## [Prompt]
Copy every entry below word for word, leaving out the pictures.

(Dataset excerpt)

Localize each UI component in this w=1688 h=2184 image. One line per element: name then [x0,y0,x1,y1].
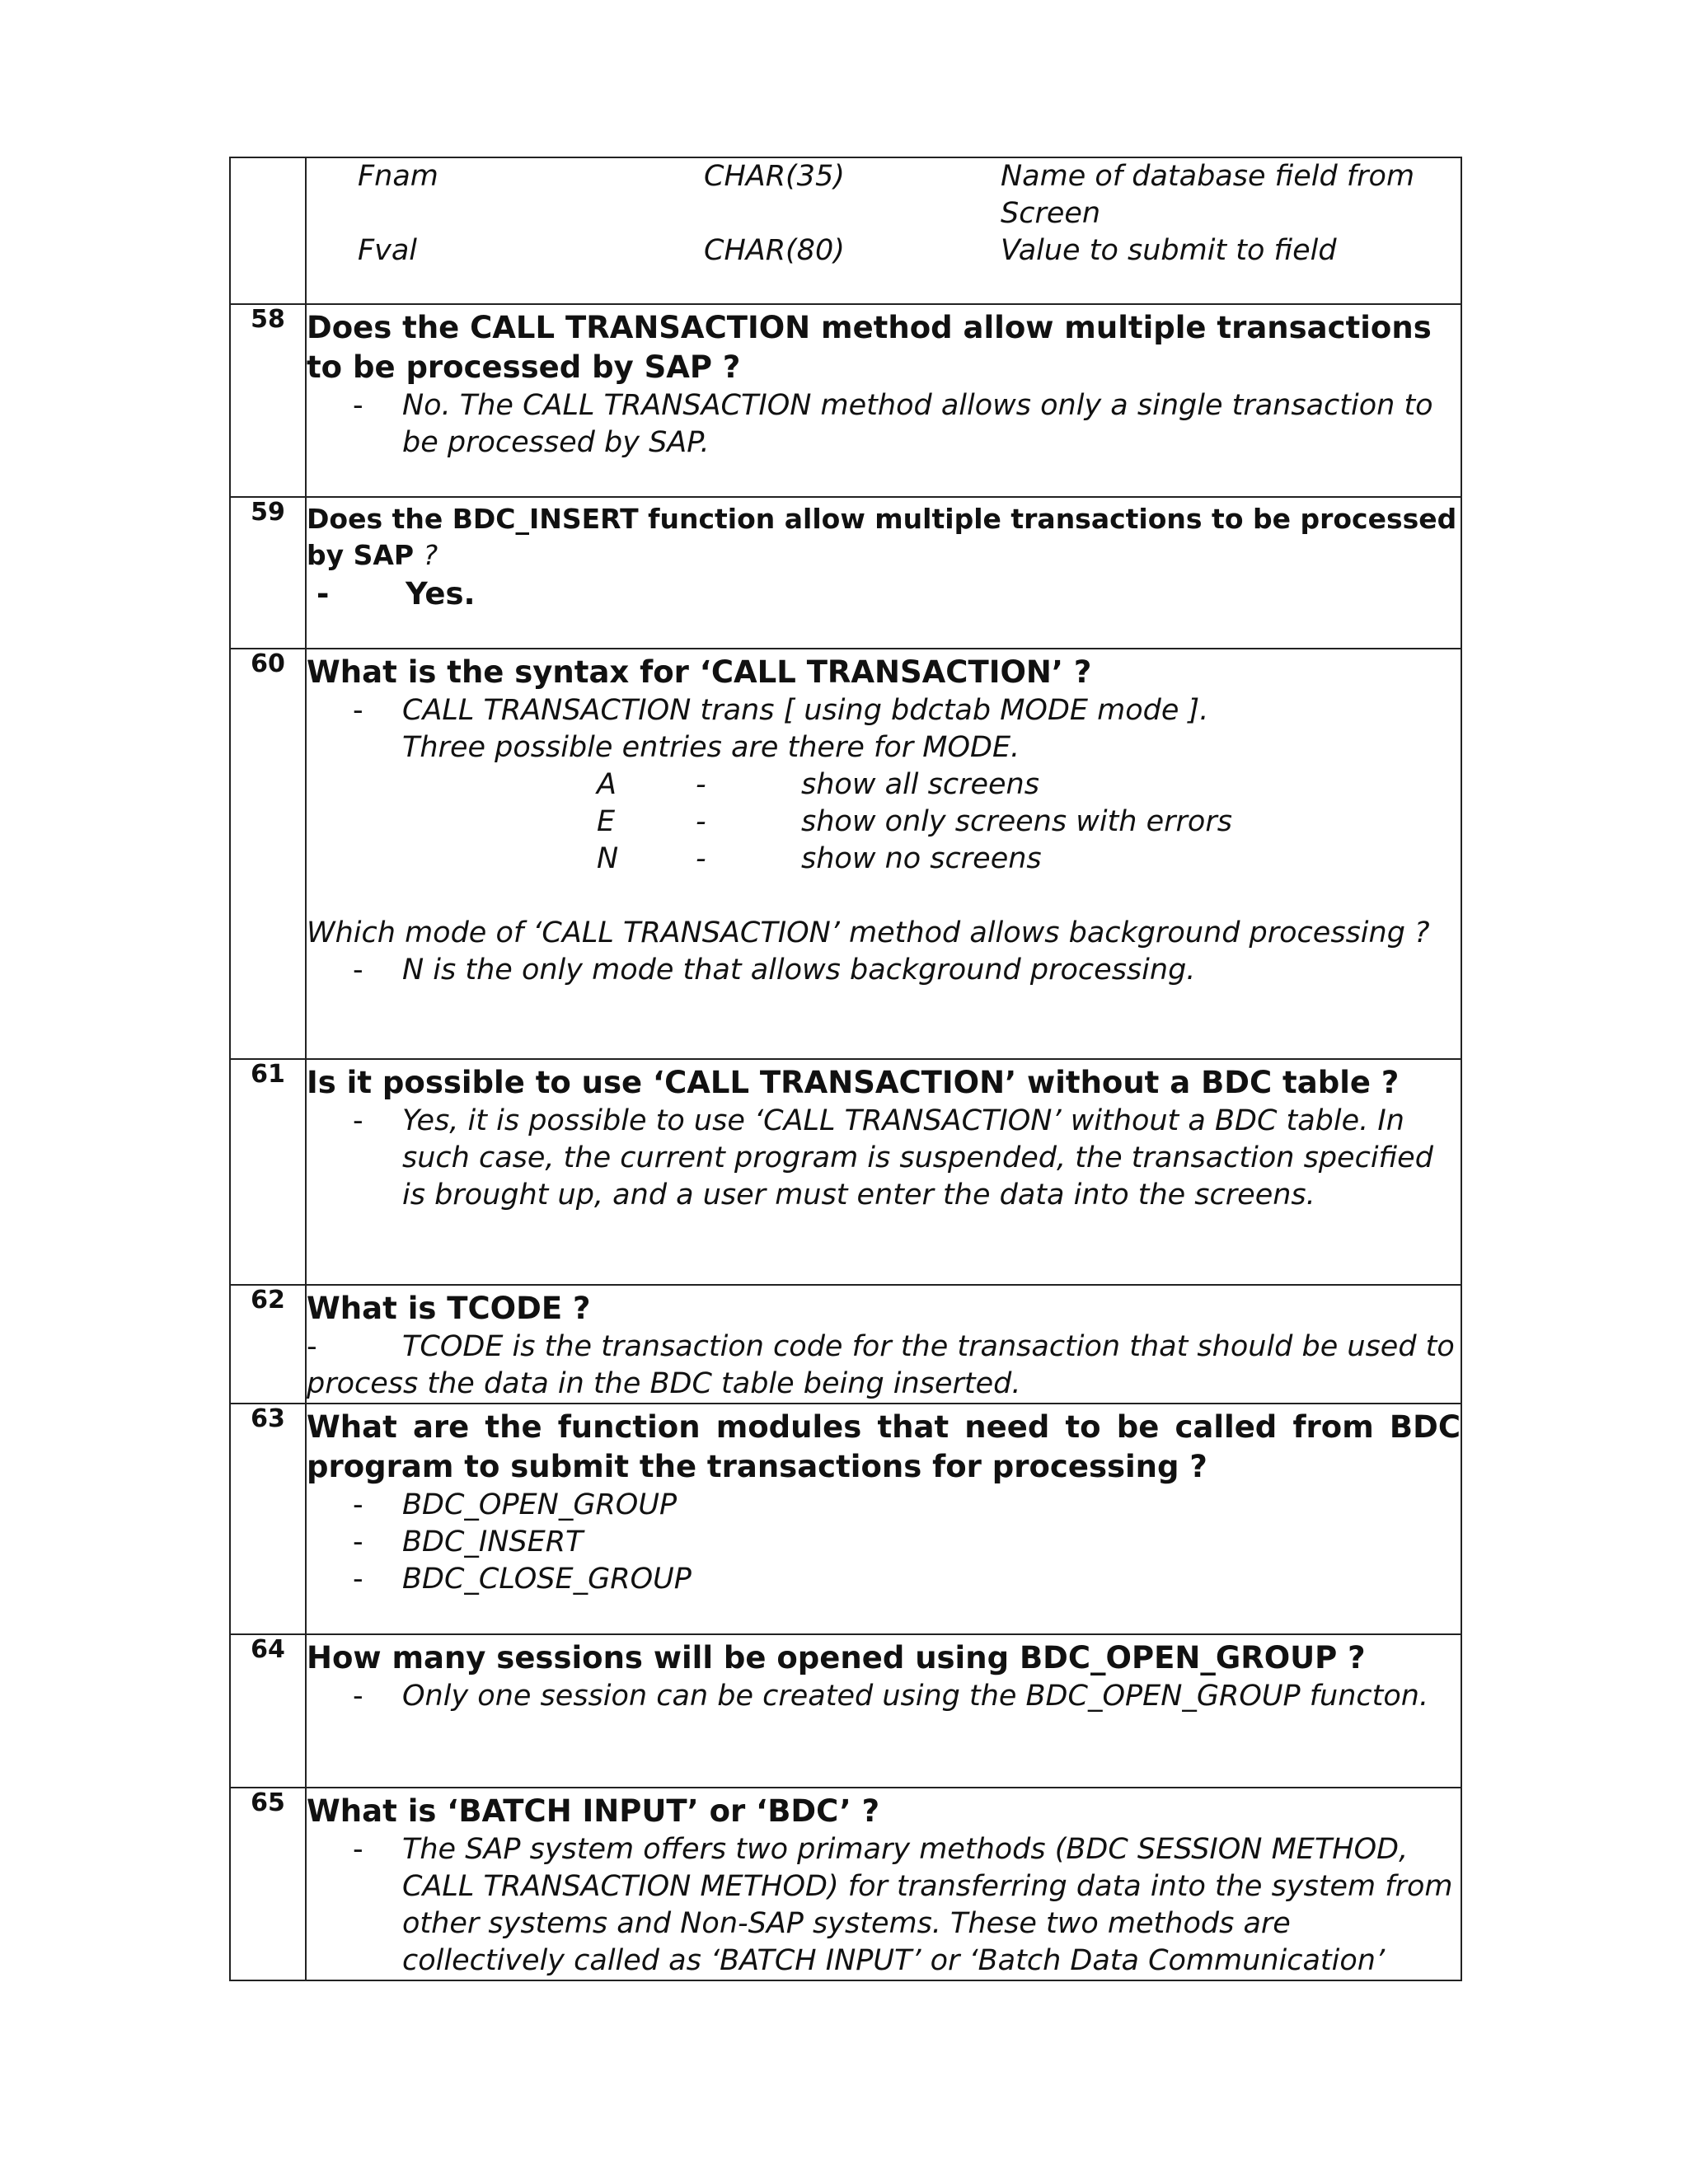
table-row [230,157,1461,304]
answer-item [307,1103,1461,1214]
mode-dash: - [696,842,706,875]
question-text: Does the CALL TRANSACTION method allow multiple transactions to be processed by SAP ? [307,310,1432,385]
question-block [307,501,1461,574]
bullet-dash: - [316,576,330,612]
answer-text: No. The CALL TRANSACTION method allows only a single transaction to be processed by SAP. [402,389,1433,459]
qa-cell [306,497,1461,649]
answer-item [307,574,1461,615]
question-number: 59 [230,497,306,649]
bullet-dash: - [353,389,363,422]
table-row [230,1634,1461,1788]
bullet-dash: - [353,1526,363,1558]
qa-cell [306,1404,1461,1634]
question-text: How many sessions will be opened using BDC_OPEN_GROUP ? [307,1640,1366,1675]
function-module-name: BDC_OPEN_GROUP [402,1488,678,1521]
question-text: What is TCODE ? [307,1291,591,1326]
question-text: What are the function modules that need to be called from BDC program to submit the transactions for processing ? [307,1409,1461,1484]
mode-description: show no screens [801,842,1042,875]
table-row [230,1788,1461,1980]
field-type: CHAR(80) [704,234,845,267]
qa-cell [306,1634,1461,1788]
field-definition-cell [306,157,1461,304]
mode-row-n [307,841,1461,878]
list-item [307,1524,1461,1561]
answer-item [307,952,1461,989]
table-row [230,1404,1461,1634]
question-mark: ? [423,539,438,571]
question-number: 60 [230,649,306,1059]
field-description: Value to submit to field [1001,234,1337,267]
field-description: Name of database field from Screen [1001,160,1415,230]
qa-cell [306,304,1461,497]
table-row [230,304,1461,497]
bullet-dash: - [307,1330,317,1363]
table-row [230,649,1461,1059]
qa-cell [306,1059,1461,1285]
question-number: 63 [230,1404,306,1634]
mode-code: A [597,768,617,801]
function-module-name: BDC_INSERT [402,1526,584,1558]
answer-text: Yes, it is possible to use ‘CALL TRANSACTION’ without a BDC table. In such case, the current program is suspended, the transaction specified is brought up, and a user must enter the data into the screens. [402,1104,1433,1212]
mode-dash: - [696,768,706,801]
mode-code: N [597,842,619,875]
qa-cell [306,1285,1461,1404]
question-text: What is ‘BATCH INPUT’ or ‘BDC’ ? [307,1793,880,1829]
bullet-dash: - [353,1104,363,1137]
answer-text: The SAP system offers two primary methods (BDC SESSION METHOD, CALL TRANSACTION METHOD) for transferring data into the system from other systems and Non-SAP systems. These two methods are collectively called as ‘BATCH INPUT’ or ‘Batch Data Communication’ [402,1833,1453,1977]
bullet-dash: - [353,954,363,987]
mode-description: show only screens with errors [801,805,1232,838]
field-row-fval [307,232,1461,269]
answer-text: TCODE is the transaction code for the transaction that should be used to process the data in the BDC table being inserted. [307,1330,1455,1400]
field-name: Fnam [358,160,438,193]
bullet-dash: - [353,1680,363,1713]
answer-text: N is the only mode that allows background processing. [402,954,1196,987]
question-number: 65 [230,1788,306,1980]
row-number-empty [230,157,306,304]
question-number: 58 [230,304,306,497]
answer-text: Yes. [406,576,476,612]
list-item [307,1561,1461,1598]
question-number: 61 [230,1059,306,1285]
question-number: 62 [230,1285,306,1404]
field-row-fnam [307,158,1461,232]
answer-item [307,692,1461,729]
answer-item [307,1678,1461,1715]
mode-dash: - [696,805,706,838]
mode-code: E [597,805,616,838]
bullet-dash: - [353,1833,363,1866]
bullet-dash: - [353,1563,363,1596]
bullet-dash: - [353,694,363,727]
qa-cell [306,1788,1461,1980]
answer-text: CALL TRANSACTION trans [ using bdctab MODE mode ]. [402,694,1209,727]
mode-row-a [307,766,1461,804]
followup-question: Which mode of ‘CALL TRANSACTION’ method allows background processing ? [307,916,1430,949]
function-module-name: BDC_CLOSE_GROUP [402,1563,692,1596]
question-text: Is it possible to use ‘CALL TRANSACTION’ without a BDC table ? [307,1065,1400,1100]
field-name: Fval [358,234,418,267]
question-number: 64 [230,1634,306,1788]
table-row [230,1059,1461,1285]
question-text: What is the syntax for ‘CALL TRANSACTION’ ? [307,654,1092,690]
qa-table [229,157,1462,1981]
question-text: Does the BDC_INSERT function allow multiple transactions to be processed by SAP [307,503,1457,571]
answer-text: Only one session can be created using the BDC_OPEN_GROUP functon. [402,1680,1429,1713]
answer-continuation: Three possible entries are there for MODE. [402,731,1020,764]
table-row [230,497,1461,649]
answer-item [307,1831,1461,1980]
qa-cell [306,649,1461,1059]
bullet-dash: - [353,1488,363,1521]
field-type: CHAR(35) [704,160,845,193]
mode-row-e [307,804,1461,841]
mode-description: show all screens [801,768,1039,801]
answer-item [307,387,1461,462]
table-row [230,1285,1461,1404]
answer-item [307,1329,1461,1403]
list-item [307,1487,1461,1524]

## [Response]
Localize each UI component in this w=1688 h=2184 image. One line per element: name then [x0,y0,x1,y1].
table-row [230,157,1461,304]
answer-item [307,1103,1461,1214]
mode-dash: - [696,842,706,875]
question-text: Does the CALL TRANSACTION method allow multiple transactions to be processed by SAP ? [307,310,1432,385]
question-block [307,501,1461,574]
bullet-dash: - [316,576,330,612]
answer-text: No. The CALL TRANSACTION method allows only a single transaction to be processed by SAP. [402,389,1433,459]
qa-cell [306,497,1461,649]
answer-item [307,574,1461,615]
question-number: 59 [230,497,306,649]
bullet-dash: - [353,389,363,422]
table-row [230,1634,1461,1788]
bullet-dash: - [353,1526,363,1558]
qa-cell [306,1404,1461,1634]
question-text: How many sessions will be opened using BDC_OPEN_GROUP ? [307,1640,1366,1675]
function-module-name: BDC_OPEN_GROUP [402,1488,678,1521]
question-text: What is TCODE ? [307,1291,591,1326]
question-text: What are the function modules that need to be called from BDC program to submit the transactions for processing ? [307,1409,1461,1484]
mode-description: show no screens [801,842,1042,875]
table-row [230,1788,1461,1980]
field-type: CHAR(80) [704,234,845,267]
qa-cell [306,1634,1461,1788]
field-definition-cell [306,157,1461,304]
mode-row-n [307,841,1461,878]
list-item [307,1524,1461,1561]
answer-item [307,952,1461,989]
table-row [230,1404,1461,1634]
question-mark: ? [423,539,438,571]
question-number: 60 [230,649,306,1059]
field-description: Value to submit to field [1001,234,1337,267]
field-description: Name of database field from Screen [1001,160,1415,230]
qa-cell [306,304,1461,497]
table-row [230,304,1461,497]
bullet-dash: - [307,1330,317,1363]
table-row [230,649,1461,1059]
qa-cell [306,1059,1461,1285]
question-number: 63 [230,1404,306,1634]
mode-code: A [597,768,617,801]
function-module-name: BDC_INSERT [402,1526,584,1558]
answer-text: Yes, it is possible to use ‘CALL TRANSACTION’ without a BDC table. In such case, the current program is suspended, the transaction specified is brought up, and a user must enter the data into the screens. [402,1104,1433,1212]
mode-dash: - [696,768,706,801]
mode-code: N [597,842,619,875]
qa-cell [306,1285,1461,1404]
question-text: What is ‘BATCH INPUT’ or ‘BDC’ ? [307,1793,880,1829]
bullet-dash: - [353,1104,363,1137]
answer-text: The SAP system offers two primary methods (BDC SESSION METHOD, CALL TRANSACTION METHOD) for transferring data into the system from other systems and Non-SAP systems. These two methods are collectively called as ‘BATCH INPUT’ or ‘Batch Data Communication’ [402,1833,1453,1977]
bullet-dash: - [353,954,363,987]
mode-description: show only screens with errors [801,805,1232,838]
field-row-fval [307,232,1461,269]
answer-text: TCODE is the transaction code for the transaction that should be used to process the data in the BDC table being inserted. [307,1330,1455,1400]
field-name: Fnam [358,160,438,193]
bullet-dash: - [353,1680,363,1713]
answer-text: N is the only mode that allows background processing. [402,954,1196,987]
question-number: 65 [230,1788,306,1980]
row-number-empty [230,157,306,304]
question-number: 58 [230,304,306,497]
answer-text: Yes. [406,576,476,612]
list-item [307,1561,1461,1598]
question-number: 61 [230,1059,306,1285]
question-number: 62 [230,1285,306,1404]
field-row-fnam [307,158,1461,232]
answer-item [307,692,1461,729]
answer-item [307,1678,1461,1715]
mode-dash: - [696,805,706,838]
mode-code: E [597,805,616,838]
bullet-dash: - [353,1833,363,1866]
bullet-dash: - [353,1563,363,1596]
bullet-dash: - [353,694,363,727]
qa-cell [306,1788,1461,1980]
answer-text: CALL TRANSACTION trans [ using bdctab MODE mode ]. [402,694,1209,727]
mode-row-a [307,766,1461,804]
followup-question: Which mode of ‘CALL TRANSACTION’ method allows background processing ? [307,916,1430,949]
function-module-name: BDC_CLOSE_GROUP [402,1563,692,1596]
question-text: Is it possible to use ‘CALL TRANSACTION’ without a BDC table ? [307,1065,1400,1100]
field-name: Fval [358,234,418,267]
question-number: 64 [230,1634,306,1788]
table-row [230,1059,1461,1285]
question-text: What is the syntax for ‘CALL TRANSACTION’ ? [307,654,1092,690]
qa-table [229,157,1462,1981]
question-text: Does the BDC_INSERT function allow multiple transactions to be processed by SAP [307,503,1457,571]
answer-text: Only one session can be created using the BDC_OPEN_GROUP functon. [402,1680,1429,1713]
answer-continuation: Three possible entries are there for MODE. [402,731,1020,764]
table-row [230,497,1461,649]
answer-item [307,1831,1461,1980]
qa-cell [306,649,1461,1059]
bullet-dash: - [353,1488,363,1521]
field-type: CHAR(35) [704,160,845,193]
mode-row-e [307,804,1461,841]
mode-description: show all screens [801,768,1039,801]
answer-item [307,387,1461,462]
table-row [230,1285,1461,1404]
answer-item [307,1329,1461,1403]
list-item [307,1487,1461,1524]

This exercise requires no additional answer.